# Start of DATA IN THIS EXERCISE

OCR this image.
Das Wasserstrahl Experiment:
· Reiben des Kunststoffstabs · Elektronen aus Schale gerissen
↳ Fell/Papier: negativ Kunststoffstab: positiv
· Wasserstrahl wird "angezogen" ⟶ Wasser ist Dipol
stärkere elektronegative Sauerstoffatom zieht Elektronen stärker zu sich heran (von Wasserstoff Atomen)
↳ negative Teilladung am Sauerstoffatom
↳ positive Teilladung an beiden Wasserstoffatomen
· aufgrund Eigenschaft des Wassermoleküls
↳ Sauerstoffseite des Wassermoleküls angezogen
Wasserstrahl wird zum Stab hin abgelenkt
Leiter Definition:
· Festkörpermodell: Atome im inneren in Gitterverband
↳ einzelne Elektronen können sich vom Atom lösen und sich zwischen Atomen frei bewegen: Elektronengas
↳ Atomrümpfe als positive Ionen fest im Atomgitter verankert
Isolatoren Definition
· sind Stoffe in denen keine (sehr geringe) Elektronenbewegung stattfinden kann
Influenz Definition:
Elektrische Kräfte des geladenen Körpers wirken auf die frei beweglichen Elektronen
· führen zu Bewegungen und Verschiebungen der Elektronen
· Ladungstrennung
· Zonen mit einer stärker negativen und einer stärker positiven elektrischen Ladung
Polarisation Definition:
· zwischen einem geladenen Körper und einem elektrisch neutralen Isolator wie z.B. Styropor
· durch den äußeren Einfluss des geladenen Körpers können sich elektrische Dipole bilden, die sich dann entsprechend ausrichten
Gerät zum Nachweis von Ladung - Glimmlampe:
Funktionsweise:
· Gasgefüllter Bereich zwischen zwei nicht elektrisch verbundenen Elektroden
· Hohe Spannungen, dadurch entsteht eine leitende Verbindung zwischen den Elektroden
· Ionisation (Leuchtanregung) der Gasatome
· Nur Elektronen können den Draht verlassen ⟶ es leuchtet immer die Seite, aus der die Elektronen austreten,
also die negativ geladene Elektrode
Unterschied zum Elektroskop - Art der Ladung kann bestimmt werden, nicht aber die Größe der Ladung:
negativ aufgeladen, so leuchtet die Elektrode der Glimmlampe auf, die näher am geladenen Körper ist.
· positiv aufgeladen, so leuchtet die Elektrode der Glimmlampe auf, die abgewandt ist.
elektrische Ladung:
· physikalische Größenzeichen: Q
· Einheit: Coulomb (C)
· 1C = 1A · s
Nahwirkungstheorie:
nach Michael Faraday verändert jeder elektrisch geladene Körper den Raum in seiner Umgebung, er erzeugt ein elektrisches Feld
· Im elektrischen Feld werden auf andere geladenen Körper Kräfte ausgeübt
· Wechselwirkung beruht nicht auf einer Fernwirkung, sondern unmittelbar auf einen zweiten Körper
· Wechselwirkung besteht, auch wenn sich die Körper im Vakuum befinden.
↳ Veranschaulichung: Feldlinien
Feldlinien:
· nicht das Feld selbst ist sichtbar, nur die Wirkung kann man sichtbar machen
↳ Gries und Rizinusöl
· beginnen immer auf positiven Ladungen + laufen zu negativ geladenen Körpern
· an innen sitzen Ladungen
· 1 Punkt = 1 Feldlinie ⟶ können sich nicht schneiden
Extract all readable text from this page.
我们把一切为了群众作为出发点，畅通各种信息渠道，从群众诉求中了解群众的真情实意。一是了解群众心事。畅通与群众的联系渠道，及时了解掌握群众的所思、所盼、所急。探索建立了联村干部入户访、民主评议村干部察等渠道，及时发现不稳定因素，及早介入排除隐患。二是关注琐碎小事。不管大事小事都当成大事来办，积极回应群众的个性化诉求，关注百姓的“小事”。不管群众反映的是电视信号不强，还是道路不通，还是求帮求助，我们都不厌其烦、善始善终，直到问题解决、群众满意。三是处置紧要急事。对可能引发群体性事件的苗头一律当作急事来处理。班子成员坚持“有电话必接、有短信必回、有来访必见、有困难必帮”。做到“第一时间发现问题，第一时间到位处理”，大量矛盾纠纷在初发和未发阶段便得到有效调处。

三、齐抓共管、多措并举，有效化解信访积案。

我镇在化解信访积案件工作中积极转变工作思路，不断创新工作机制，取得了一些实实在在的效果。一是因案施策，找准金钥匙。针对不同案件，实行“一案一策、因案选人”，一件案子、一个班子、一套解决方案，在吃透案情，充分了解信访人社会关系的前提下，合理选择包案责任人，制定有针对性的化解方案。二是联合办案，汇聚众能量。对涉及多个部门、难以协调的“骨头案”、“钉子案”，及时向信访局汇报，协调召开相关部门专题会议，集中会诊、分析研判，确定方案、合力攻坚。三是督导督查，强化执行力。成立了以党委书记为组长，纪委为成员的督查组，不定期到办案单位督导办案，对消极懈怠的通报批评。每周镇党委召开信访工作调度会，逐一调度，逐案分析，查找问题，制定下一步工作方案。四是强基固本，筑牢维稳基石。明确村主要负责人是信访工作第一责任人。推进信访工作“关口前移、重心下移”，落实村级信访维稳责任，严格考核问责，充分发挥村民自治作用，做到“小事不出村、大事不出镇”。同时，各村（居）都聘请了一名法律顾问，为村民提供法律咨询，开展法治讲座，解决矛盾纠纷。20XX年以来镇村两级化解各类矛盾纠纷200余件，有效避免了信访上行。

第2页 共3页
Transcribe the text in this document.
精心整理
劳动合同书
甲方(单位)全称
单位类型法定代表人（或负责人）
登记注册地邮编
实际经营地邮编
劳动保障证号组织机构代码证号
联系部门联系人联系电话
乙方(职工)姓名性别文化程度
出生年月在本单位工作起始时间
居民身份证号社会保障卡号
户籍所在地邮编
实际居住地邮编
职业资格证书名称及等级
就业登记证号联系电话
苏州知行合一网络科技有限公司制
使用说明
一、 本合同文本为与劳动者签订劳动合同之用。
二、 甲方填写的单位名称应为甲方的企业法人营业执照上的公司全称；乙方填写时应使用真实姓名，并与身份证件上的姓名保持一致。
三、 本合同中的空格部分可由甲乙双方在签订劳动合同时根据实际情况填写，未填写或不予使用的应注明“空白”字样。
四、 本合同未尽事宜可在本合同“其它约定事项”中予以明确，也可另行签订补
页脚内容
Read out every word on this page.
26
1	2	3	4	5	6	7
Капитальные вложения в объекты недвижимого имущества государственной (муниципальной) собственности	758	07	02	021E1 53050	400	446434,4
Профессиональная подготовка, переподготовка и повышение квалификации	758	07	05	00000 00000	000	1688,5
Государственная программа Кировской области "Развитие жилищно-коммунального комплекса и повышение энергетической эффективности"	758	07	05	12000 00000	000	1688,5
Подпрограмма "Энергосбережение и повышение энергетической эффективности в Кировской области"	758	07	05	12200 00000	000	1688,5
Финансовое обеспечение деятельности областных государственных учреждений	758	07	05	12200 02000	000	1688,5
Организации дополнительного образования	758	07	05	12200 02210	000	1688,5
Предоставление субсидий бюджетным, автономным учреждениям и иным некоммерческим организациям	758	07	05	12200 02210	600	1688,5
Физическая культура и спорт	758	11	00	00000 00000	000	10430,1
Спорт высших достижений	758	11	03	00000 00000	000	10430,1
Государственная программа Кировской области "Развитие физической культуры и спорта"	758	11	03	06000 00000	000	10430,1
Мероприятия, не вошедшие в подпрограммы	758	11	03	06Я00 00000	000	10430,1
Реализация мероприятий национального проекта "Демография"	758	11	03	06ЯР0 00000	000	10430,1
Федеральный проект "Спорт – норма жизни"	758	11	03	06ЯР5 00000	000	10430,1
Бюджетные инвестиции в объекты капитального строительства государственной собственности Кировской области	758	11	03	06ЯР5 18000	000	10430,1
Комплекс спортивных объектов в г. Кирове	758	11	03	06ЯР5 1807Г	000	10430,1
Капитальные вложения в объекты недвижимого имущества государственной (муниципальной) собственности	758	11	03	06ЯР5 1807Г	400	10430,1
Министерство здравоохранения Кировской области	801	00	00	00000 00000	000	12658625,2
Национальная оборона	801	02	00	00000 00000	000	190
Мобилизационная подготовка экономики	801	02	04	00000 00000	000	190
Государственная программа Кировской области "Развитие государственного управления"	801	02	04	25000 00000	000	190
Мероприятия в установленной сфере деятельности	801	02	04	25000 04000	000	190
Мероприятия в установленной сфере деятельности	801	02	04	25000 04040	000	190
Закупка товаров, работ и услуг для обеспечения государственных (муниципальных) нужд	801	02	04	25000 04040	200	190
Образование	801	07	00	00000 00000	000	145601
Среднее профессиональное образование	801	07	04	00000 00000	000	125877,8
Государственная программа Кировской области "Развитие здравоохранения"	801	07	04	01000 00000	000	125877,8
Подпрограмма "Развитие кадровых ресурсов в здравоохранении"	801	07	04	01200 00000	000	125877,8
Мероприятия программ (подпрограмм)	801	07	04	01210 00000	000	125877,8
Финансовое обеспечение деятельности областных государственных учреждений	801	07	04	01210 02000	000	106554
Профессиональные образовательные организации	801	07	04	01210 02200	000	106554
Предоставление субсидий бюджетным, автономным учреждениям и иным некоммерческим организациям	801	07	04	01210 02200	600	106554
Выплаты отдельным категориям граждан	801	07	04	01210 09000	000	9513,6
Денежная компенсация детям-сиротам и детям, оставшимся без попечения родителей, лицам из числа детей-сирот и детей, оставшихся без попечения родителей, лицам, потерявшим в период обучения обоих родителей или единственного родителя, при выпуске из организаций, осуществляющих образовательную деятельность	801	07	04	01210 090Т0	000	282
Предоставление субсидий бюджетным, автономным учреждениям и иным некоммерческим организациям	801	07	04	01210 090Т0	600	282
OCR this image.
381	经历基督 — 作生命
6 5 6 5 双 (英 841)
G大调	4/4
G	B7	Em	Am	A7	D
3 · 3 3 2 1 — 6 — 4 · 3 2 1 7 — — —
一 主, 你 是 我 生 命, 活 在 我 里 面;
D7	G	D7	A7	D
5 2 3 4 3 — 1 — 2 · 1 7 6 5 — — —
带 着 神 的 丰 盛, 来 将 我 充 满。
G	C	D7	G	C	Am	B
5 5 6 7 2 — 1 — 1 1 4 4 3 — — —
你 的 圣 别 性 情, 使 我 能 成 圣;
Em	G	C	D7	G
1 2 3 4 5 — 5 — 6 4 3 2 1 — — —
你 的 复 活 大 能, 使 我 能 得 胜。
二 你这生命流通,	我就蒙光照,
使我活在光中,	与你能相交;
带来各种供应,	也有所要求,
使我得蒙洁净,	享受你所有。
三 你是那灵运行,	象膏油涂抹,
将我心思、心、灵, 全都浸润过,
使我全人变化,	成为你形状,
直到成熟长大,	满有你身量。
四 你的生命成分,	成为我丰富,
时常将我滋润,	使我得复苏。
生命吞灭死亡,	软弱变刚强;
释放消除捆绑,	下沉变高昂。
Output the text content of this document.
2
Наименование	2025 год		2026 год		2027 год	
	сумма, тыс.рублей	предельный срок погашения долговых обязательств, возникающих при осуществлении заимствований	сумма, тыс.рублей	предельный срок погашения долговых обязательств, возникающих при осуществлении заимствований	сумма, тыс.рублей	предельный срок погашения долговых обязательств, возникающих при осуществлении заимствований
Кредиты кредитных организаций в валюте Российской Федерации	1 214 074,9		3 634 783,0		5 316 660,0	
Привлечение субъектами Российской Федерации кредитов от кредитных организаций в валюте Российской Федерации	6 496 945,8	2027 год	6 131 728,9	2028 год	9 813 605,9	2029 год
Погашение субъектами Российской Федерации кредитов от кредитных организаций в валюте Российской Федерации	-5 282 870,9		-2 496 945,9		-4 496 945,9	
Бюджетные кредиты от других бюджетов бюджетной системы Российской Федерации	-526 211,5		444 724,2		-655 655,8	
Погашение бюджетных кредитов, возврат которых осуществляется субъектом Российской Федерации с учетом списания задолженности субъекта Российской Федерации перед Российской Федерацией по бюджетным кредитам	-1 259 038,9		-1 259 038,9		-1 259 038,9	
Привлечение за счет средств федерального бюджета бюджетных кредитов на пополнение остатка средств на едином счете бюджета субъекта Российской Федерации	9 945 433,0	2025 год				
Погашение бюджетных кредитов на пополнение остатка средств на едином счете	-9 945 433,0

# End of DATA IN THIS EXERCISE

**TASK**
Extract the closing run of lines, starting with the one containing "Output the text content of this document." and ending at the last, exactly as written.

**RESPONSE FOR THIS EXERCISE**
Output the text content of this document.
2
Наименование	2025 год		2026 год		2027 год	
	сумма, тыс.рублей	предельный срок погашения долговых обязательств, возникающих при осуществлении заимствований	сумма, тыс.рублей	предельный срок погашения долговых обязательств, возникающих при осуществлении заимствований	сумма, тыс.рублей	предельный срок погашения долговых обязательств, возникающих при осуществлении заимствований
Кредиты кредитных организаций в валюте Российской Федерации	1 214 074,9		3 634 783,0		5 316 660,0	
Привлечение субъектами Российской Федерации кредитов от кредитных организаций в валюте Российской Федерации	6 496 945,8	2027 год	6 131 728,9	2028 год	9 813 605,9	2029 год
Погашение субъектами Российской Федерации кредитов от кредитных организаций в валюте Российской Федерации	-5 282 870,9		-2 496 945,9		-4 496 945,9	
Бюджетные кредиты от других бюджетов бюджетной системы Российской Федерации	-526 211,5		444 724,2		-655 655,8	
Погашение бюджетных кредитов, возврат которых осуществляется субъектом Российской Федерации с учетом списания задолженности субъекта Российской Федерации перед Российской Федерацией по бюджетным кредитам	-1 259 038,9		-1 259 038,9		-1 259 038,9	
Привлечение за счет средств федерального бюджета бюджетных кредитов на пополнение остатка средств на едином счете бюджета субъекта Российской Федерации	9 945 433,0	2025 год				
Погашение бюджетных кредитов на пополнение остатка средств на едином счете	-9 945 433,0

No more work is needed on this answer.